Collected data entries
* * * *

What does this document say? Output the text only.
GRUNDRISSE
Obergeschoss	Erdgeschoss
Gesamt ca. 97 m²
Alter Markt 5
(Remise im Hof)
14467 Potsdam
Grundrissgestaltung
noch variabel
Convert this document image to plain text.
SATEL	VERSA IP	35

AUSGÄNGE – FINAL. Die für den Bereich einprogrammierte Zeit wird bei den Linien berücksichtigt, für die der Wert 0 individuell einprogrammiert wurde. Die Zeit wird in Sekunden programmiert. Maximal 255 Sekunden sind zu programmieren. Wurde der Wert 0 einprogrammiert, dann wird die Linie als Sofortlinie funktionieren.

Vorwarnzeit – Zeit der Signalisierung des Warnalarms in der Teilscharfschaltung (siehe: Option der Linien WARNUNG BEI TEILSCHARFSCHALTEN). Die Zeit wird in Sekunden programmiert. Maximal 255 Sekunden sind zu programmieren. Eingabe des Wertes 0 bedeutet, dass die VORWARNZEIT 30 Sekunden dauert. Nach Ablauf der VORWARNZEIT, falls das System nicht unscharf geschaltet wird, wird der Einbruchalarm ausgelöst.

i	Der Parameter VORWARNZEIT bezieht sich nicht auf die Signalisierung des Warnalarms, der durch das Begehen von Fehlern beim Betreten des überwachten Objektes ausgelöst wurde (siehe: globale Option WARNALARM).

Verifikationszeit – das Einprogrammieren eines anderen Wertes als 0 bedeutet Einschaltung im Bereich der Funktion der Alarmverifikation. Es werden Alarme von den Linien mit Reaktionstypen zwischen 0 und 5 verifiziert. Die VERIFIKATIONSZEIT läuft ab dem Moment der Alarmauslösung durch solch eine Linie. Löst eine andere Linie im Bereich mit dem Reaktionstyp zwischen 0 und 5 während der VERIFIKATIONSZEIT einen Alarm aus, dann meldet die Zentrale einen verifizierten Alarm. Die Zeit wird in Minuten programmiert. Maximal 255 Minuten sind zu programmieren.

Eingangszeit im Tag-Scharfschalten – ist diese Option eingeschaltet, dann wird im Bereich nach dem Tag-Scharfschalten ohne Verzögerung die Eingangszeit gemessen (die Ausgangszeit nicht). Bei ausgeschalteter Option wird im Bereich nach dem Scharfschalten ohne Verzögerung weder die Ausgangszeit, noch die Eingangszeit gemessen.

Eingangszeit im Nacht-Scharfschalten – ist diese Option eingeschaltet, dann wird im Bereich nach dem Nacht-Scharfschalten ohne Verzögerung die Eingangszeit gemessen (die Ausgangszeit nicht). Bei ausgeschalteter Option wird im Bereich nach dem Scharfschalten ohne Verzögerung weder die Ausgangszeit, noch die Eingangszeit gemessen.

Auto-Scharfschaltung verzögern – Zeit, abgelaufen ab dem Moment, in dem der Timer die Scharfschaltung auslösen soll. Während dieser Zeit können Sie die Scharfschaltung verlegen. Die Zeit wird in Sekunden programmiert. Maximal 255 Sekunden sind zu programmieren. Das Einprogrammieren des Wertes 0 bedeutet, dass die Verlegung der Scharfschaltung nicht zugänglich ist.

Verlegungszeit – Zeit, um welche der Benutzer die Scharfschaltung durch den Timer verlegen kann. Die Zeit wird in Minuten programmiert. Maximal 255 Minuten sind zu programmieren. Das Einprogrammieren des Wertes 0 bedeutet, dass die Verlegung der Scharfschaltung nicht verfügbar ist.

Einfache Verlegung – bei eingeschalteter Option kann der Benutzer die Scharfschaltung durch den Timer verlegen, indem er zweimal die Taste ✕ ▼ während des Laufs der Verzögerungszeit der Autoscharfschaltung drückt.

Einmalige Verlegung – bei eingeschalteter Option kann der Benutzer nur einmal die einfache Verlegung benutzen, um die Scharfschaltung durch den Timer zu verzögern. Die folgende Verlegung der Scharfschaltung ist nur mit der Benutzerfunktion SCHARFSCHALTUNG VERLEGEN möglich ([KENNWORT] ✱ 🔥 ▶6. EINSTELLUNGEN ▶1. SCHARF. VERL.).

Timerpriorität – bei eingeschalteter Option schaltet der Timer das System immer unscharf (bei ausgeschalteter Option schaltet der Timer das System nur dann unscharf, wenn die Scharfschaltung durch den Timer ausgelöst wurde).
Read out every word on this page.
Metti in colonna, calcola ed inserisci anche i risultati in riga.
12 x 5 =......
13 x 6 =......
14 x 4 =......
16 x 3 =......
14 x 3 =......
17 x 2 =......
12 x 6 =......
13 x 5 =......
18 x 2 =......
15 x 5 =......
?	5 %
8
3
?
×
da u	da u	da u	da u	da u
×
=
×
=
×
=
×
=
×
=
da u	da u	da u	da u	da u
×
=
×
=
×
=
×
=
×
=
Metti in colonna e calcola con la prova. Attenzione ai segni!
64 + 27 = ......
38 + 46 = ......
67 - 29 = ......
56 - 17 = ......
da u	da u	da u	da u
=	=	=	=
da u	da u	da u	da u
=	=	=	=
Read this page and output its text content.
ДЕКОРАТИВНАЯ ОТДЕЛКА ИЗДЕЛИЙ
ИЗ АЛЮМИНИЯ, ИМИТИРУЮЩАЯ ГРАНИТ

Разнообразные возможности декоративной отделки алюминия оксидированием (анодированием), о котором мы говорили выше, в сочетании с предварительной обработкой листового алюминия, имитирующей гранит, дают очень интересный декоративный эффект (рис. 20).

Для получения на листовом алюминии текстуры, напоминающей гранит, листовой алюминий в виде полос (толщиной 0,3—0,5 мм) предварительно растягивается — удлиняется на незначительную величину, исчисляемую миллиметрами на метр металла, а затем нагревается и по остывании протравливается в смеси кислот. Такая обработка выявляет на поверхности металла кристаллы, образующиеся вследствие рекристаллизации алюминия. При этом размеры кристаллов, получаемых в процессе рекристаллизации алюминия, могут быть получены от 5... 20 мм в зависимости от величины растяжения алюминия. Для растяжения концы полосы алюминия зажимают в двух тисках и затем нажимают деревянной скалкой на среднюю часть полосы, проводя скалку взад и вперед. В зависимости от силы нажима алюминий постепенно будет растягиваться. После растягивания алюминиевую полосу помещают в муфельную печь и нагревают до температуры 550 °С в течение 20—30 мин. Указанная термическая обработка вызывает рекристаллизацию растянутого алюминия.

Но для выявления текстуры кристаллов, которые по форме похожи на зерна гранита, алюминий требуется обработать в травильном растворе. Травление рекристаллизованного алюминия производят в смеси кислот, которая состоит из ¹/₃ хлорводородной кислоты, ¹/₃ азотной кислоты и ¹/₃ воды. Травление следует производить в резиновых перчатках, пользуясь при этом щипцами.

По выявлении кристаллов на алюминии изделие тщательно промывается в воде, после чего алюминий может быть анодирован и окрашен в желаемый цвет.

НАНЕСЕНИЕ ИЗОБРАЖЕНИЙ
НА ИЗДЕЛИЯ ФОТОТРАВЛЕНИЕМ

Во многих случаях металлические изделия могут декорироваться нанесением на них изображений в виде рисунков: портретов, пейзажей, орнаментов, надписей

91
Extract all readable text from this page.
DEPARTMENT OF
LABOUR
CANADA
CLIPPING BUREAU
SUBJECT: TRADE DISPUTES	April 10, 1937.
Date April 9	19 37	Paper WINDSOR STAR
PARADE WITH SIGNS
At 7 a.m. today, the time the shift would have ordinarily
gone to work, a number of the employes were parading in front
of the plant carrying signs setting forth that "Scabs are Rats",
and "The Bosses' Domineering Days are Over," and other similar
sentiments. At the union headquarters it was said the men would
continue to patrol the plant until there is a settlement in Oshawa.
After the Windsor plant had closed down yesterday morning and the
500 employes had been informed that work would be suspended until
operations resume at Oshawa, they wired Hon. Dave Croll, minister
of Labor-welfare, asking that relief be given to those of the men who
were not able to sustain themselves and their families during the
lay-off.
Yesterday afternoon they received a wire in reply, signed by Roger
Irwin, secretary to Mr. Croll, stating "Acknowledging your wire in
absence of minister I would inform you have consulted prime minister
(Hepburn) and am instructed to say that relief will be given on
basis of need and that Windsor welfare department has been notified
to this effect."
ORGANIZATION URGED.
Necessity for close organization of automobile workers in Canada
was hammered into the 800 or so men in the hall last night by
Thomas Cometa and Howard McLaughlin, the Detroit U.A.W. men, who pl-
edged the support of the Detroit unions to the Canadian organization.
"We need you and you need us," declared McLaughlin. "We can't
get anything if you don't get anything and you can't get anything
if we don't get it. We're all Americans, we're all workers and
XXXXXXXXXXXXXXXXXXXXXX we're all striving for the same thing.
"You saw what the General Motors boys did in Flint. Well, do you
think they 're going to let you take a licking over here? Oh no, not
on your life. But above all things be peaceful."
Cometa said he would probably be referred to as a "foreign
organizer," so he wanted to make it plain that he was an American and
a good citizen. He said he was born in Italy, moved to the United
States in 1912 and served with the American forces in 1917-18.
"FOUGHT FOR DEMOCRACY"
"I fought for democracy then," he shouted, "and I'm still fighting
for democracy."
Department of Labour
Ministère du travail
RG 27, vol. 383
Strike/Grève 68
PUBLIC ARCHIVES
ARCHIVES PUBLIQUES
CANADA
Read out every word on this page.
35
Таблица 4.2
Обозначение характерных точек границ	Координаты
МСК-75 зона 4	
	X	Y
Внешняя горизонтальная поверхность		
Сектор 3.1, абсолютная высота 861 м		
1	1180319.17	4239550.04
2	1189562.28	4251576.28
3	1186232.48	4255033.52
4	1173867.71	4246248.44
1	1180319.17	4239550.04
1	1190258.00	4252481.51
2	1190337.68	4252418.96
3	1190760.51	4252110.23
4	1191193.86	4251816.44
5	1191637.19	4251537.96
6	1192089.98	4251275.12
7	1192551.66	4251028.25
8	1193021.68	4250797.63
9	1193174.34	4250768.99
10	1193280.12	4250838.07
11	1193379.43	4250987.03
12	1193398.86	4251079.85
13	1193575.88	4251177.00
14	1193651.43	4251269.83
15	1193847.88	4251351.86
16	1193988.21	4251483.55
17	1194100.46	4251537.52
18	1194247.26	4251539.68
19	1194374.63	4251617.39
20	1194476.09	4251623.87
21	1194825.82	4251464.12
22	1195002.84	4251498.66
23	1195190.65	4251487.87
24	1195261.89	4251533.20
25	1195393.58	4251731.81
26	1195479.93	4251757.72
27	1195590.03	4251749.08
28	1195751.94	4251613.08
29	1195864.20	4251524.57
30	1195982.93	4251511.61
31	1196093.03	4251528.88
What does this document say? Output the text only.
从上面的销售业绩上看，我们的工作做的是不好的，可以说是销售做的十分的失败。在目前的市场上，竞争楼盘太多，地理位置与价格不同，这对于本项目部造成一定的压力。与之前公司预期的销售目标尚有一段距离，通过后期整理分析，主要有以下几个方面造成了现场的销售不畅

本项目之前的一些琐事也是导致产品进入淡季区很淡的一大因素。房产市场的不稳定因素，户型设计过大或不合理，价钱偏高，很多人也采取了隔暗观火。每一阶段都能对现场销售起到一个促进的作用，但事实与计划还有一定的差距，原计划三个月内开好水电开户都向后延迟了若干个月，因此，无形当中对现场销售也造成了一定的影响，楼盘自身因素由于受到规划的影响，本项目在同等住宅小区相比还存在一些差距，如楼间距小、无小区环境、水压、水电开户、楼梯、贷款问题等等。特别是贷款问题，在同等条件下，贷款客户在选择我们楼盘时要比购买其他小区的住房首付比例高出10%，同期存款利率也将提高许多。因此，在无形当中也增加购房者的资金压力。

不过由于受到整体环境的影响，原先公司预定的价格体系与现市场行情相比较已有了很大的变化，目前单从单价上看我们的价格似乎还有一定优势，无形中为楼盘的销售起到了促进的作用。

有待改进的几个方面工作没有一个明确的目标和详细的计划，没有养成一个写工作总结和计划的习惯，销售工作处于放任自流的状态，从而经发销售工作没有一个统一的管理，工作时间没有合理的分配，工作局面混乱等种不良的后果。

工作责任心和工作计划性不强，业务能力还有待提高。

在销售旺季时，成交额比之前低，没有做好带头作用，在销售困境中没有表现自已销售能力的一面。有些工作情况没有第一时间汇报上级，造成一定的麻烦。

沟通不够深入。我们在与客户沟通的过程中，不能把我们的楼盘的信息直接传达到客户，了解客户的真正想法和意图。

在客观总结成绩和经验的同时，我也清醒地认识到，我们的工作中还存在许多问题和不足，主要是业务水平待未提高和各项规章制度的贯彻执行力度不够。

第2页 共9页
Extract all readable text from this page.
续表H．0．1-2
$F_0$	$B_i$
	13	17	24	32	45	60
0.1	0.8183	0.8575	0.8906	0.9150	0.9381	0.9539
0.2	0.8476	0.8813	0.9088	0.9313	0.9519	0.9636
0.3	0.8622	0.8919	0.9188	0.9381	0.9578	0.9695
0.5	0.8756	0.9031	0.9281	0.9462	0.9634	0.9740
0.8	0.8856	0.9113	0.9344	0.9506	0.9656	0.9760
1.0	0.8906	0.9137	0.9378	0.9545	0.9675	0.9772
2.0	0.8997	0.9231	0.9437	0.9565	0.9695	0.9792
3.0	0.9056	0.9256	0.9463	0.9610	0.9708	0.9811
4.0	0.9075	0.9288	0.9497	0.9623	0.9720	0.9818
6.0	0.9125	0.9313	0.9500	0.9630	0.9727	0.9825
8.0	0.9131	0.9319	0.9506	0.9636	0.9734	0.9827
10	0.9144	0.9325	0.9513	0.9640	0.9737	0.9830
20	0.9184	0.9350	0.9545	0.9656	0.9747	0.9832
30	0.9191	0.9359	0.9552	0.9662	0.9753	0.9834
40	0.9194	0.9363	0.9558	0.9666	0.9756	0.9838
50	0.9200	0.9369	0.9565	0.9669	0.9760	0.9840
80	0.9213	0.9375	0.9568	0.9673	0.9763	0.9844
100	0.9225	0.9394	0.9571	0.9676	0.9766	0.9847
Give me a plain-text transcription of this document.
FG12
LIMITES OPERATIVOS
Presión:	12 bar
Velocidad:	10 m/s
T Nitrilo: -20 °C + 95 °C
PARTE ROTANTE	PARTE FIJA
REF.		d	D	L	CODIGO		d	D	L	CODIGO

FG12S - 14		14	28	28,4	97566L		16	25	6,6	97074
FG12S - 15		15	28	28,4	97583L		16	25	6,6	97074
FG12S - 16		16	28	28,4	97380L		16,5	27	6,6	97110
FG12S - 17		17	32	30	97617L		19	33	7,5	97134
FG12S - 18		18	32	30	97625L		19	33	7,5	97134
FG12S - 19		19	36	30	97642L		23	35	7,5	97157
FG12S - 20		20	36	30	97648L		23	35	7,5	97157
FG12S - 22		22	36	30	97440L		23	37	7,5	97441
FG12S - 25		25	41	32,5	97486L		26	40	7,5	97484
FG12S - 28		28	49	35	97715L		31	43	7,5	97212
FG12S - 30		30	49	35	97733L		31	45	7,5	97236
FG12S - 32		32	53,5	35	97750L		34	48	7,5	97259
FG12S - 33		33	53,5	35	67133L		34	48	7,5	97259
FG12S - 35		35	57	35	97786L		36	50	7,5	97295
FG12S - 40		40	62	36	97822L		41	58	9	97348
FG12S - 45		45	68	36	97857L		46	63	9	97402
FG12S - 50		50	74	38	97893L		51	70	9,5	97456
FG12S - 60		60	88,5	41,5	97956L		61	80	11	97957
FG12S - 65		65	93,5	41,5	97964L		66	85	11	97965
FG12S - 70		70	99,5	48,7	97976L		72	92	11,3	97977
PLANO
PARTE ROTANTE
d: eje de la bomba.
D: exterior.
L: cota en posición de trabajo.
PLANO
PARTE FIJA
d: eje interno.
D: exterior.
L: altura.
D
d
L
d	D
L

* * * *

Work instructions
Within the listing, how many lines hold the word "need"? Only the number is to be given.

The answer
2